Data entries
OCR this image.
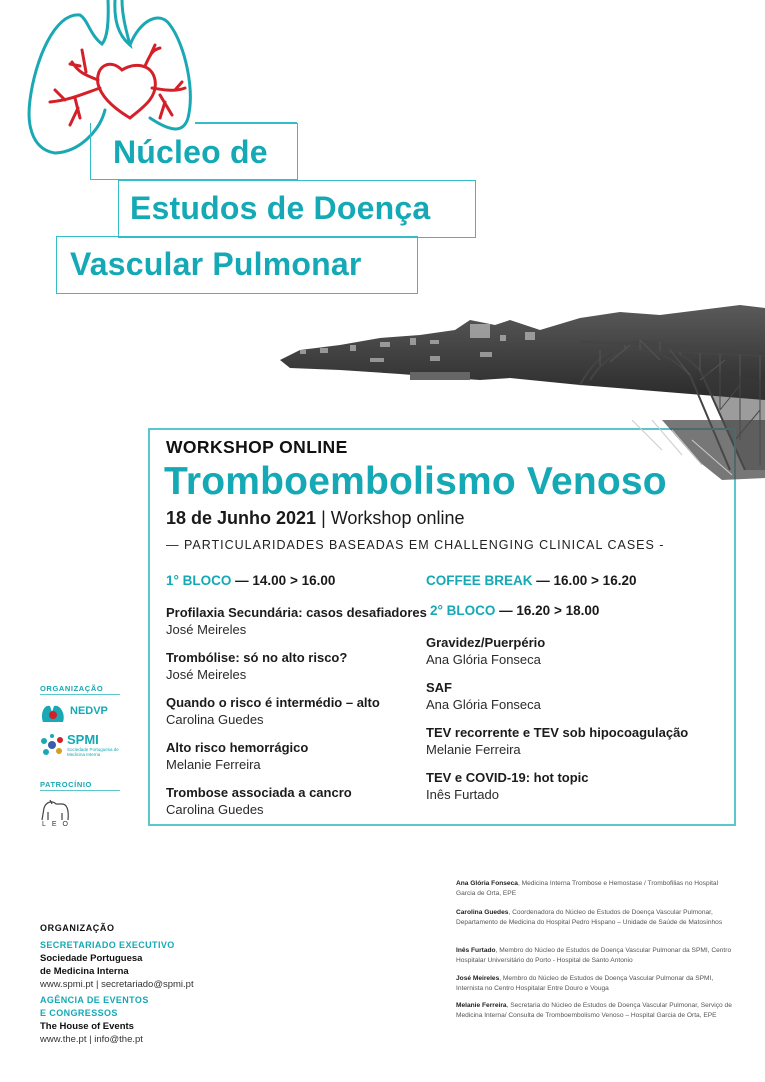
Núcleo de
Estudos de Doença
Vascular Pulmonar
WORKSHOP ONLINE
Tromboembolismo Venoso
18 de Junho 2021 | Workshop online
— PARTICULARIDADES BASEADAS EM CHALLENGING CLINICAL CASES -
1° BLOCO — 14.00 > 16.00
Profilaxia Secundária: casos desafiadores
José Meireles
Trombólise: só no alto risco?
José Meireles
Quando o risco é intermédio – alto
Carolina Guedes
Alto risco hemorrágico
Melanie Ferreira
Trombose associada a cancro
Carolina Guedes
COFFEE BREAK — 16.00 > 16.20
2° BLOCO — 16.20 > 18.00
Gravidez/Puerpério
Ana Glória Fonseca
SAF
Ana Glória Fonseca
TEV recorrente e TEV sob hipocoagulação
Melanie Ferreira
TEV e COVID-19: hot topic
Inês Furtado
ORGANIZAÇÃO
NEDVP
SPMI
Sociedade Portuguesa de Medicina Interna
PATROCÍNIO
LEO
ORGANIZAÇÃO
SECRETARIADO EXECUTIVO
Sociedade Portuguesa
de Medicina Interna
www.spmi.pt | secretariado@spmi.pt
AGÊNCIA DE EVENTOS
E CONGRESSOS
The House of Events
www.the.pt | info@the.pt
Ana Glória Fonseca, Medicina Interna Trombose e Hemostase / Trombofilias no Hospital Garcia de Orta, EPE
Carolina Guedes, Coordenadora do Núcleo de Estudos de Doença Vascular Pulmonar, Departamento de Medicina do Hospital Pedro Hispano – Unidade de Saúde de Matosinhos
Inês Furtado, Membro do Núcleo de Estudos de Doença Vascular Pulmonar da SPMI, Centro Hospitalar Universitário do Porto - Hospital de Santo Antonio
José Meireles, Membro do Núcleo de Estudos de Doença Vascular Pulmonar da SPMI, Internista no Centro Hospitalar Entre Douro e Vouga
Melanie Ferreira, Secretaria do Núcleo de Estudos de Doença Vascular Pulmonar, Serviço de Medicina Interna/ Consulta de Tromboembolismo Venoso – Hospital Garcia de Orta, EPE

▸ EXERCISE BRIEF: Restate the whole of the material word for word without the pictures.

▸ RESULT OF THE TASK:
OCR this image.
Núcleo de
Estudos de Doença
Vascular Pulmonar
WORKSHOP ONLINE
Tromboembolismo Venoso
18 de Junho 2021 | Workshop online
— PARTICULARIDADES BASEADAS EM CHALLENGING CLINICAL CASES -
1° BLOCO — 14.00 > 16.00
Profilaxia Secundária: casos desafiadores
José Meireles
Trombólise: só no alto risco?
José Meireles
Quando o risco é intermédio – alto
Carolina Guedes
Alto risco hemorrágico
Melanie Ferreira
Trombose associada a cancro
Carolina Guedes
COFFEE BREAK — 16.00 > 16.20
2° BLOCO — 16.20 > 18.00
Gravidez/Puerpério
Ana Glória Fonseca
SAF
Ana Glória Fonseca
TEV recorrente e TEV sob hipocoagulação
Melanie Ferreira
TEV e COVID-19: hot topic
Inês Furtado
ORGANIZAÇÃO
NEDVP
SPMI
Sociedade Portuguesa de Medicina Interna
PATROCÍNIO
LEO
ORGANIZAÇÃO
SECRETARIADO EXECUTIVO
Sociedade Portuguesa
de Medicina Interna
www.spmi.pt | secretariado@spmi.pt
AGÊNCIA DE EVENTOS
E CONGRESSOS
The House of Events
www.the.pt | info@the.pt
Ana Glória Fonseca, Medicina Interna Trombose e Hemostase / Trombofilias no Hospital Garcia de Orta, EPE
Carolina Guedes, Coordenadora do Núcleo de Estudos de Doença Vascular Pulmonar, Departamento de Medicina do Hospital Pedro Hispano – Unidade de Saúde de Matosinhos
Inês Furtado, Membro do Núcleo de Estudos de Doença Vascular Pulmonar da SPMI, Centro Hospitalar Universitário do Porto - Hospital de Santo Antonio
José Meireles, Membro do Núcleo de Estudos de Doença Vascular Pulmonar da SPMI, Internista no Centro Hospitalar Entre Douro e Vouga
Melanie Ferreira, Secretaria do Núcleo de Estudos de Doença Vascular Pulmonar, Serviço de Medicina Interna/ Consulta de Tromboembolismo Venoso – Hospital Garcia de Orta, EPE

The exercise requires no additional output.